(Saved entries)
— START —
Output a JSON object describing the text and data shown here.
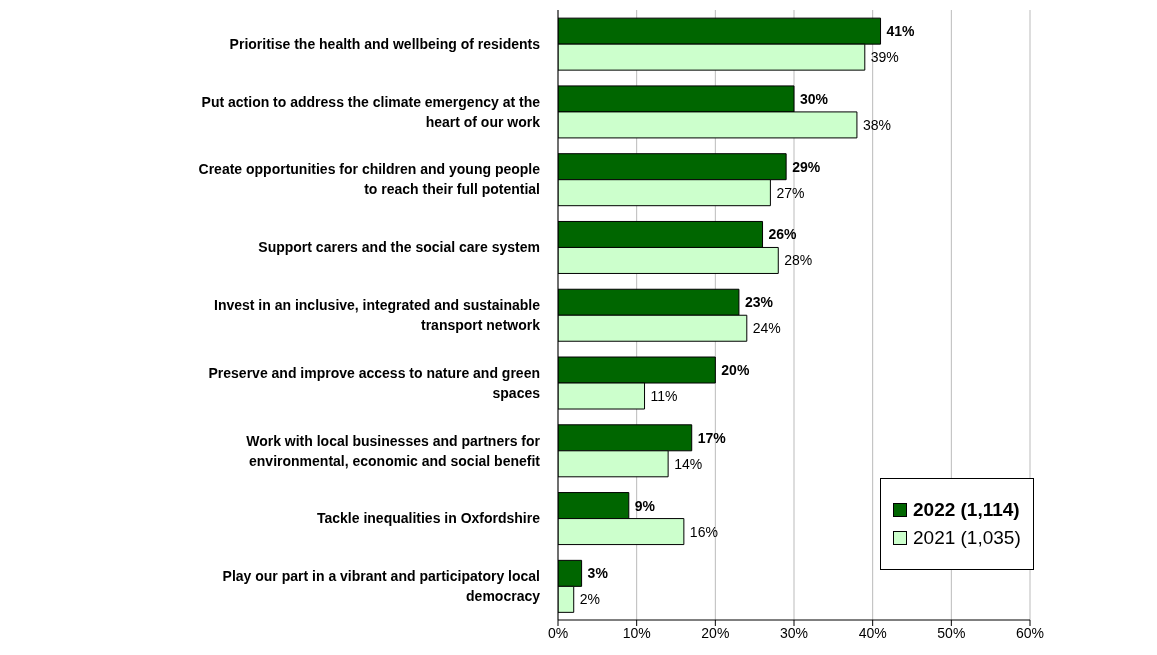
{
  "chart_data": {
    "type": "bar",
    "orientation": "horizontal",
    "categories": [
      "Prioritise the health and wellbeing of residents",
      "Put action to address the climate emergency at the heart of our work",
      "Create opportunities for children and young people to reach their full potential",
      "Support carers and the social care system",
      "Invest in an inclusive, integrated and sustainable transport network",
      "Preserve and improve access to nature and green spaces",
      "Work with local businesses and partners for environmental, economic and social benefit",
      "Tackle inequalities in Oxfordshire",
      "Play our part in a vibrant and participatory local democracy"
    ],
    "series": [
      {
        "name": "2022 (1,114)",
        "color": "#006600",
        "values": [
          41,
          30,
          29,
          26,
          23,
          20,
          17,
          9,
          3
        ],
        "value_labels": [
          "41%",
          "30%",
          "29%",
          "26%",
          "23%",
          "20%",
          "17%",
          "9%",
          "3%"
        ]
      },
      {
        "name": "2021 (1,035)",
        "color": "#ccffcc",
        "values": [
          39,
          38,
          27,
          28,
          24,
          11,
          14,
          16,
          2
        ],
        "value_labels": [
          "39%",
          "38%",
          "27%",
          "28%",
          "24%",
          "11%",
          "14%",
          "16%",
          "2%"
        ]
      }
    ],
    "xlim": [
      0,
      60
    ],
    "xticks": [
      {
        "value": 0,
        "label": "0%"
      },
      {
        "value": 10,
        "label": "10%"
      },
      {
        "value": 20,
        "label": "20%"
      },
      {
        "value": 30,
        "label": "30%"
      },
      {
        "value": 40,
        "label": "40%"
      },
      {
        "value": 50,
        "label": "50%"
      },
      {
        "value": 60,
        "label": "60%"
      }
    ],
    "grid": "x",
    "legend": "bottom right"
  }
}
— END —
■ **THE PROBLEM**
Every entry should be returned exactly as written, minus the pictures.

■ **EXERCISE RESPONSE**
Output a JSON object describing the text and data shown here.
{
  "chart_data": {
    "type": "bar",
    "orientation": "horizontal",
    "categories": [
      "Prioritise the health and wellbeing of residents",
      "Put action to address the climate emergency at the heart of our work",
      "Create opportunities for children and young people to reach their full potential",
      "Support carers and the social care system",
      "Invest in an inclusive, integrated and sustainable transport network",
      "Preserve and improve access to nature and green spaces",
      "Work with local businesses and partners for environmental, economic and social benefit",
      "Tackle inequalities in Oxfordshire",
      "Play our part in a vibrant and participatory local democracy"
    ],
    "series": [
      {
        "name": "2022 (1,114)",
        "color": "#006600",
        "values": [
          41,
          30,
          29,
          26,
          23,
          20,
          17,
          9,
          3
        ],
        "value_labels": [
          "41%",
          "30%",
          "29%",
          "26%",
          "23%",
          "20%",
          "17%",
          "9%",
          "3%"
        ]
      },
      {
        "name": "2021 (1,035)",
        "color": "#ccffcc",
        "values": [
          39,
          38,
          27,
          28,
          24,
          11,
          14,
          16,
          2
        ],
        "value_labels": [
          "39%",
          "38%",
          "27%",
          "28%",
          "24%",
          "11%",
          "14%",
          "16%",
          "2%"
        ]
      }
    ],
    "xlim": [
      0,
      60
    ],
    "xticks": [
      {
        "value": 0,
        "label": "0%"
      },
      {
        "value": 10,
        "label": "10%"
      },
      {
        "value": 20,
        "label": "20%"
      },
      {
        "value": 30,
        "label": "30%"
      },
      {
        "value": 40,
        "label": "40%"
      },
      {
        "value": 50,
        "label": "50%"
      },
      {
        "value": 60,
        "label": "60%"
      }
    ],
    "grid": "x",
    "legend": "bottom right"
  }
}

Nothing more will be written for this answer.